EXERCISE: Reproduce the line containing "What does this" exactly, along with each line after it through the end of the data; pictures are left out.

Records from a data collection:
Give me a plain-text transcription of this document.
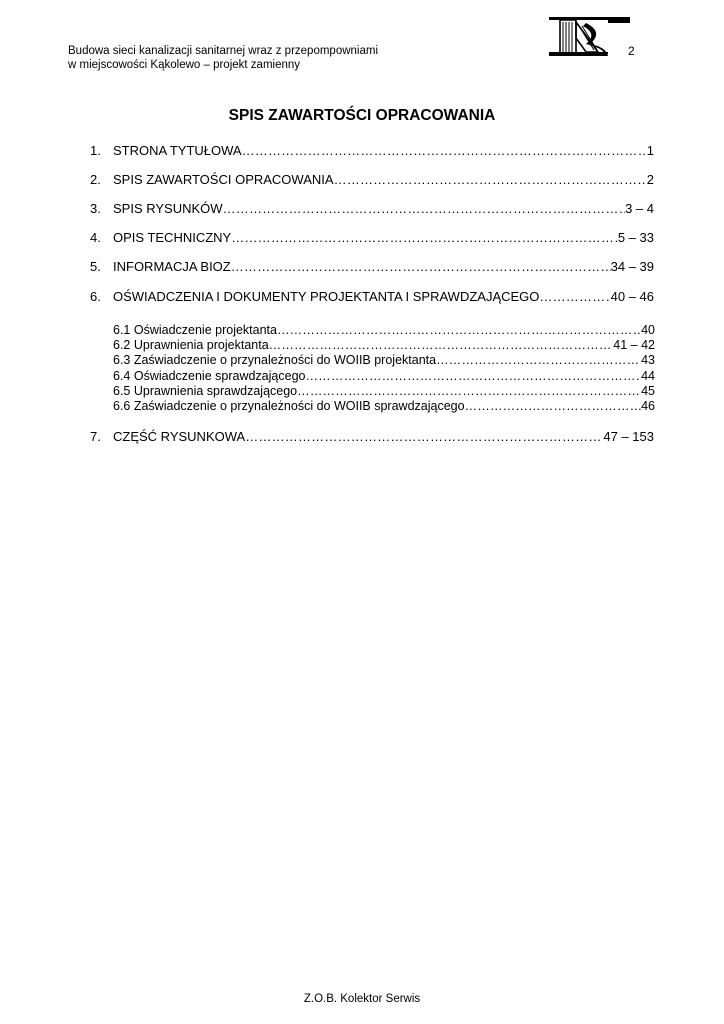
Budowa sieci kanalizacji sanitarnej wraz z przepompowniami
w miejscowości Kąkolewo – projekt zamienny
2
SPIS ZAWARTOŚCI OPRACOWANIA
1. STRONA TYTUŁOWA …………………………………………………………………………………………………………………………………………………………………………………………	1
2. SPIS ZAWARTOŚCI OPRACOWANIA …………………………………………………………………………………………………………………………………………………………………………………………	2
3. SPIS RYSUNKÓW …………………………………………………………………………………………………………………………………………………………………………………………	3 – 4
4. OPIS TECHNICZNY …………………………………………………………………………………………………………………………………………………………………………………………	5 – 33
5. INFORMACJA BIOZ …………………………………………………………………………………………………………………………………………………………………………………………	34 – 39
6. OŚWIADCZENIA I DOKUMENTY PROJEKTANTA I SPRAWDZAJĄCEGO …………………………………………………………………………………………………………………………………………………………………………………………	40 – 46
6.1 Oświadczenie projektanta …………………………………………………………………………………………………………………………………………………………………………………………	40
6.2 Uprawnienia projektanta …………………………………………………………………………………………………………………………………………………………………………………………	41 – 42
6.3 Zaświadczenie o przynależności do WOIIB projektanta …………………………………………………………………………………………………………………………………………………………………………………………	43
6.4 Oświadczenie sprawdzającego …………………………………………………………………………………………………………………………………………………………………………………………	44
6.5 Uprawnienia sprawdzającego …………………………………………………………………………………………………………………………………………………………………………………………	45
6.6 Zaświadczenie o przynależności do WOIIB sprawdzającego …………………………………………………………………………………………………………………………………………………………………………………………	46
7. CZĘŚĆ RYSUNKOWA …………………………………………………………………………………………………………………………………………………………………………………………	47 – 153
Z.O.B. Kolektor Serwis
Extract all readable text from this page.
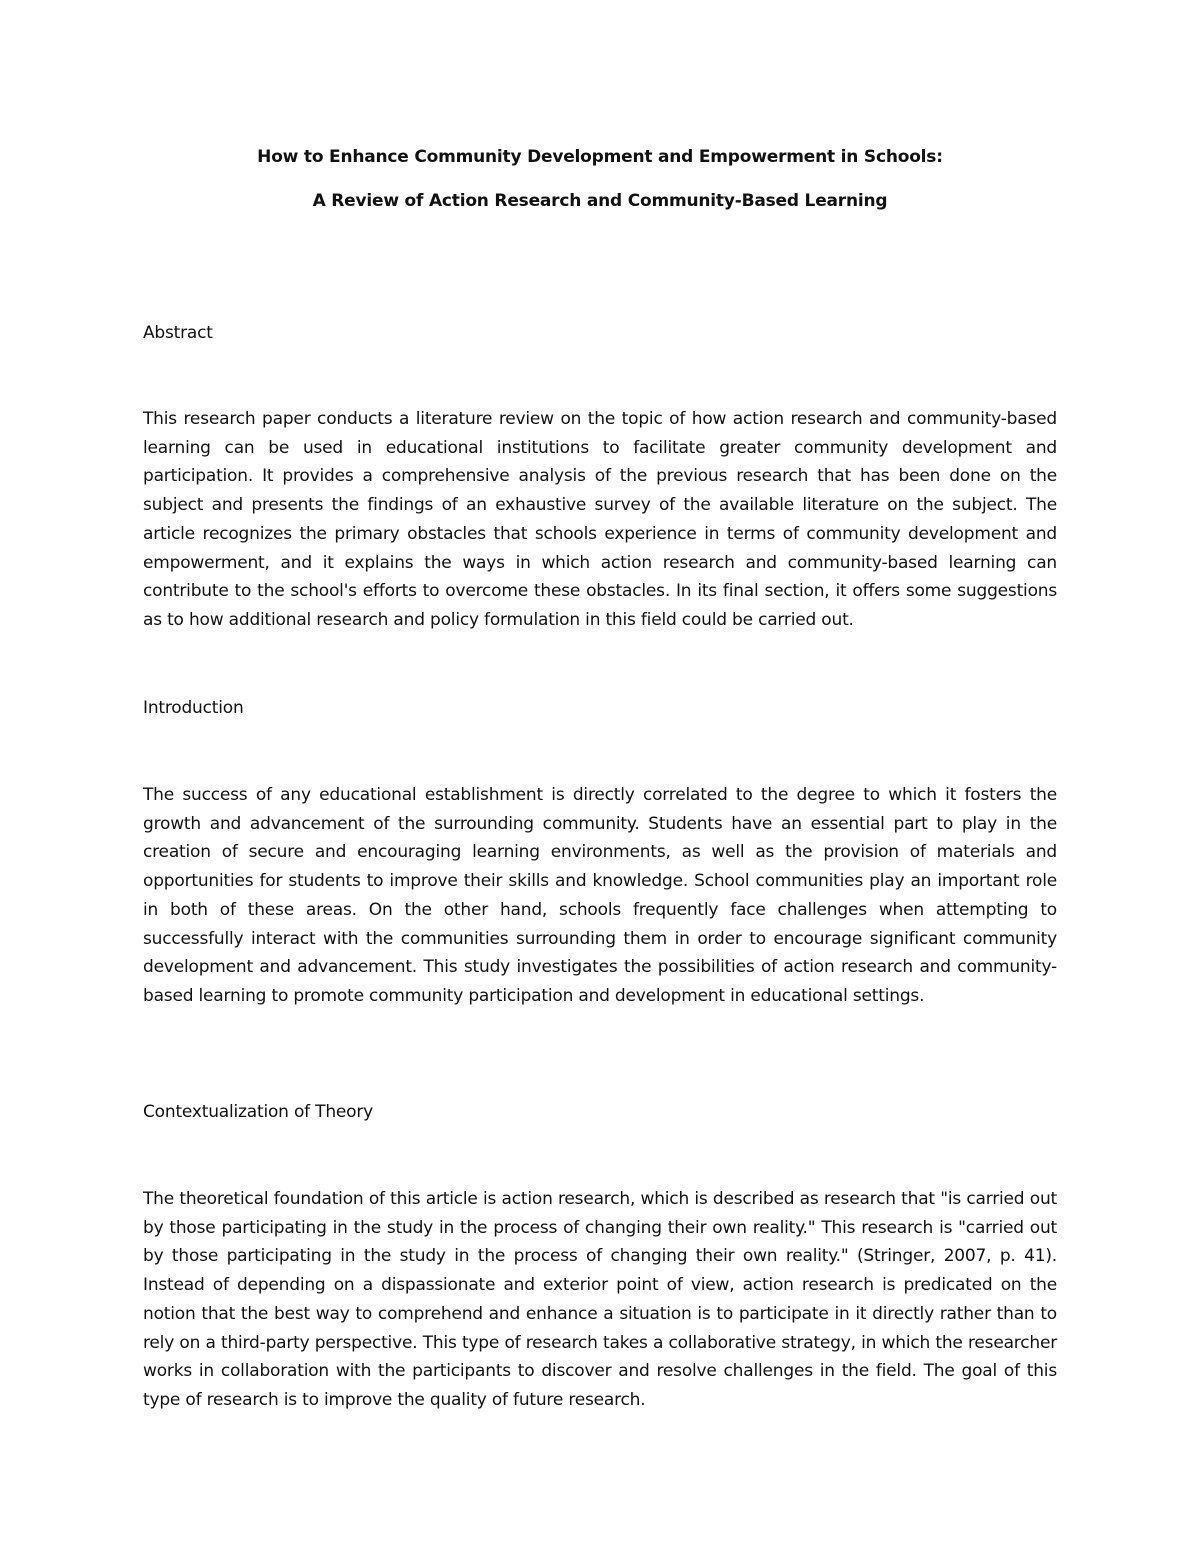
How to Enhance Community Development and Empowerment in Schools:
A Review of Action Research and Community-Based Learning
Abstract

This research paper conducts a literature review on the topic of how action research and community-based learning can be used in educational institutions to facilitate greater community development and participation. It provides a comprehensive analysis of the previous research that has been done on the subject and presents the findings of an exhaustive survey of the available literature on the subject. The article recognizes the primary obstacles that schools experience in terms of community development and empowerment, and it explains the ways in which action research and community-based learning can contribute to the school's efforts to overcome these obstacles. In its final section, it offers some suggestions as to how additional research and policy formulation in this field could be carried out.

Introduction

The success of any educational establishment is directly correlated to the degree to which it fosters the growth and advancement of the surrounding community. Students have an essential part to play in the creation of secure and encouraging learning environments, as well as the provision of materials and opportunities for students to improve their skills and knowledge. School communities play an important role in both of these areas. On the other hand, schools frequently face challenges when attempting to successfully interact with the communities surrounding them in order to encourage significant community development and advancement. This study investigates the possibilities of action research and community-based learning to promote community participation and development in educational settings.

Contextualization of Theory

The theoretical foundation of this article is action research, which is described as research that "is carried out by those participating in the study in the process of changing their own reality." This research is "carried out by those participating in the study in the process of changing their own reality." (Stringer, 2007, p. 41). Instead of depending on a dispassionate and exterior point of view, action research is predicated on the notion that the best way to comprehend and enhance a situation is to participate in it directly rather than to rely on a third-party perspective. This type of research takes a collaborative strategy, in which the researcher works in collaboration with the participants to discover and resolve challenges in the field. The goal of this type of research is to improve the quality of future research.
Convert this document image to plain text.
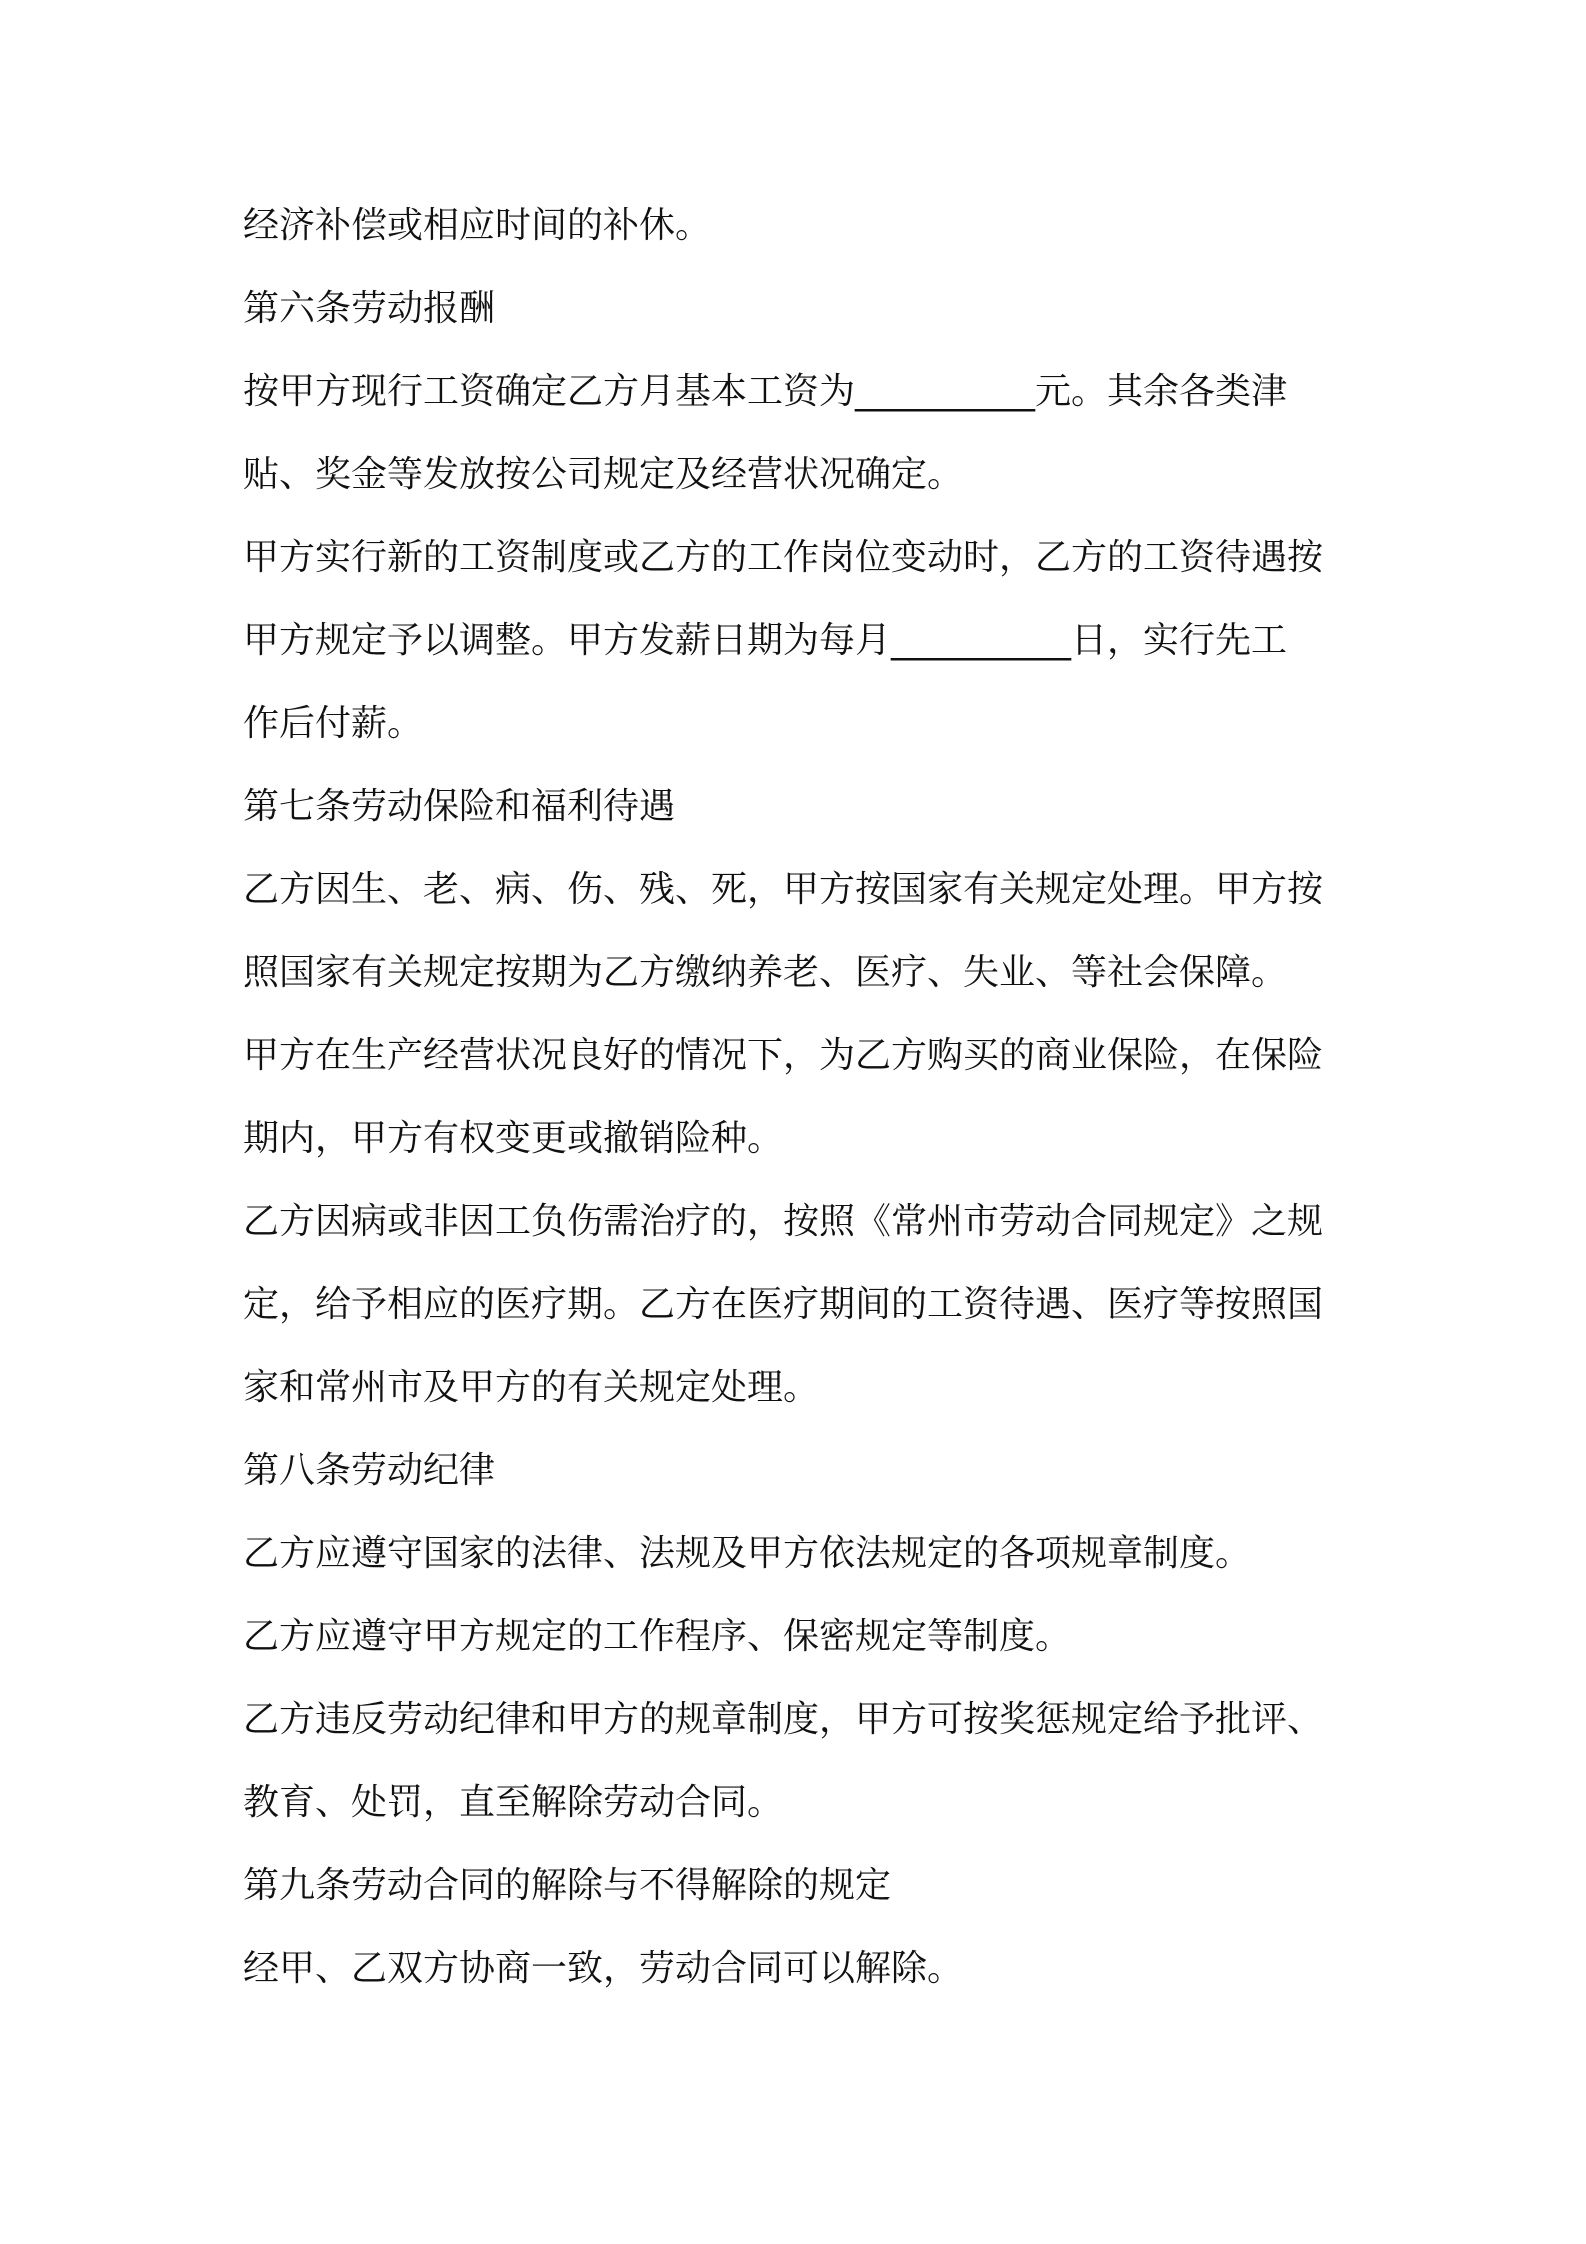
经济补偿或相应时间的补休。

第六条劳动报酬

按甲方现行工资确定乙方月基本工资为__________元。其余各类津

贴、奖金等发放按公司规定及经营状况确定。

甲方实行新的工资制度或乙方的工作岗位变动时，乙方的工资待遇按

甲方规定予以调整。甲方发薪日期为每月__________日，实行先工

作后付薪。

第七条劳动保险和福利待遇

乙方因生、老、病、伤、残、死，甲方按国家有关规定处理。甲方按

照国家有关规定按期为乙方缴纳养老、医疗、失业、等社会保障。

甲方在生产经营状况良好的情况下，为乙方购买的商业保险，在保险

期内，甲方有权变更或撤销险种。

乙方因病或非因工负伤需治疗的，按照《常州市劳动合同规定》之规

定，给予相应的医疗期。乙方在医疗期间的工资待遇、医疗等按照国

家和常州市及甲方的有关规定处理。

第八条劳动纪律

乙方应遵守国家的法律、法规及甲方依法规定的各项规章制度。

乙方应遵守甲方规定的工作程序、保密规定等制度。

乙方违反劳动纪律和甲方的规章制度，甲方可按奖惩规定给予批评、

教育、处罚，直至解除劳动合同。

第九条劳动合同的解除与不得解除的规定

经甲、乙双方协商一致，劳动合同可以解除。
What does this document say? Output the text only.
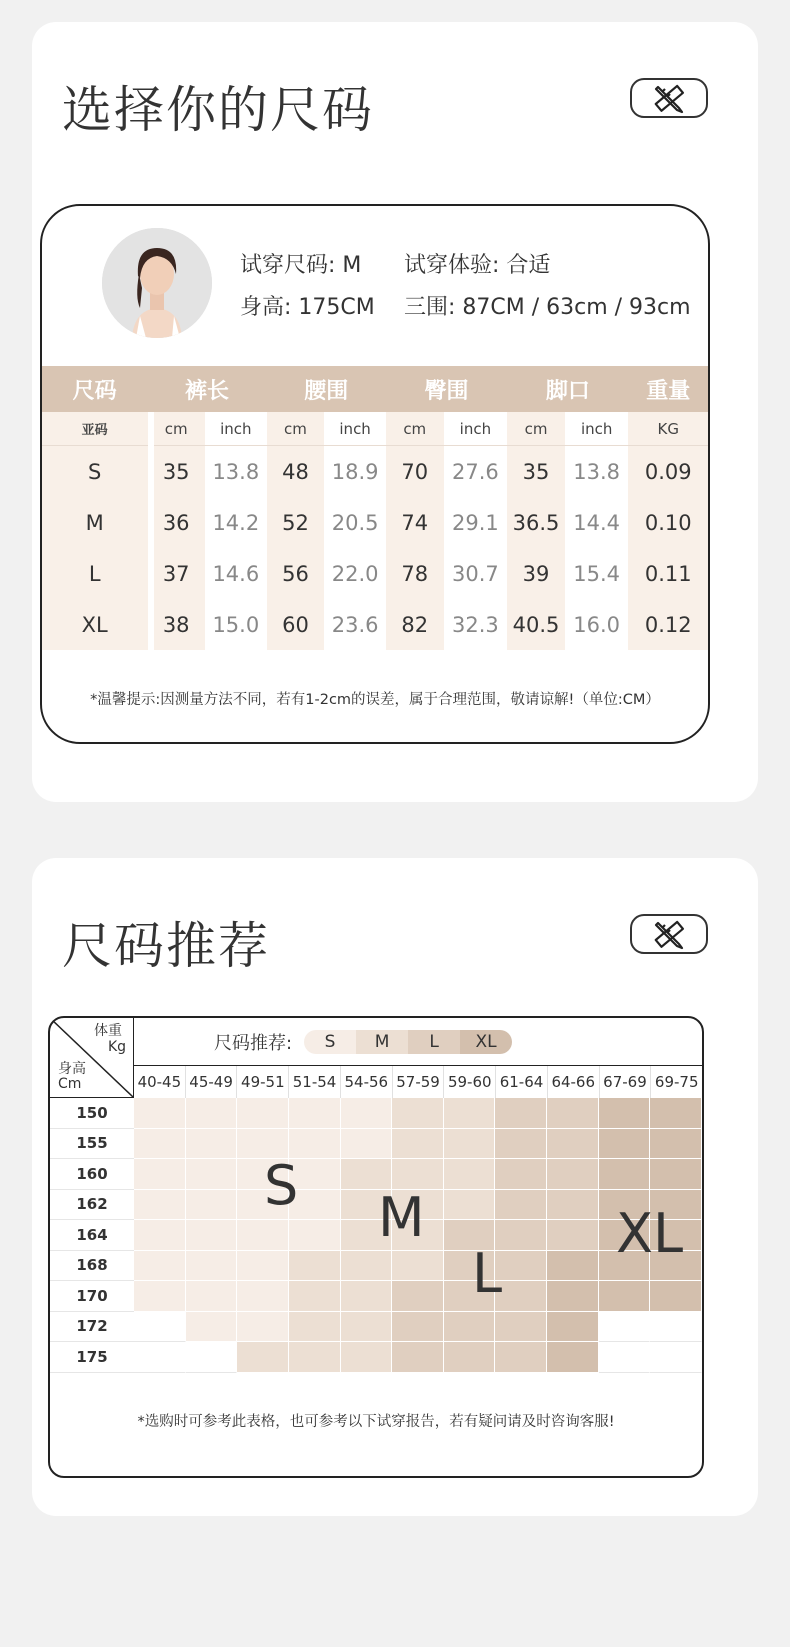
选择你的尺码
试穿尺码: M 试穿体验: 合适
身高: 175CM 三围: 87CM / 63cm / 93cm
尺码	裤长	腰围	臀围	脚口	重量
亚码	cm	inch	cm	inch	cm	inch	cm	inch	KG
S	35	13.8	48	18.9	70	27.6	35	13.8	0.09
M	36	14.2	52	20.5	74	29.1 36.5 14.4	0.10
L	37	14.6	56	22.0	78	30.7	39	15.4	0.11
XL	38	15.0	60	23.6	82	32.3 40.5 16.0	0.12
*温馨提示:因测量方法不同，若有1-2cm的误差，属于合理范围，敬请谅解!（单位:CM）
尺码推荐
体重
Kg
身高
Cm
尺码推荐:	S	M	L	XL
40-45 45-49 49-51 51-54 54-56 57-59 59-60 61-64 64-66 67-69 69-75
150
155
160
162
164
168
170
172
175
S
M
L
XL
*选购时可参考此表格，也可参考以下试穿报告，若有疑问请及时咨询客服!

TASK OUTPUT:
What does this document say? Output the text only.
选择你的尺码
试穿尺码: M 试穿体验: 合适
身高: 175CM 三围: 87CM / 63cm / 93cm
尺码	裤长	腰围	臀围	脚口	重量
亚码	cm	inch	cm	inch	cm	inch	cm	inch	KG
S	35	13.8	48	18.9	70	27.6	35	13.8	0.09
M	36	14.2	52	20.5	74	29.1 36.5 14.4	0.10
L	37	14.6	56	22.0	78	30.7	39	15.4	0.11
XL	38	15.0	60	23.6	82	32.3 40.5 16.0	0.12
*温馨提示:因测量方法不同，若有1-2cm的误差，属于合理范围，敬请谅解!（单位:CM）
尺码推荐
体重
Kg
身高
Cm
尺码推荐:	S	M	L	XL
40-45 45-49 49-51 51-54 54-56 57-59 59-60 61-64 64-66 67-69 69-75
150
155
160
162
164
168
170
172
175
S
M
L
XL
*选购时可参考此表格，也可参考以下试穿报告，若有疑问请及时咨询客服!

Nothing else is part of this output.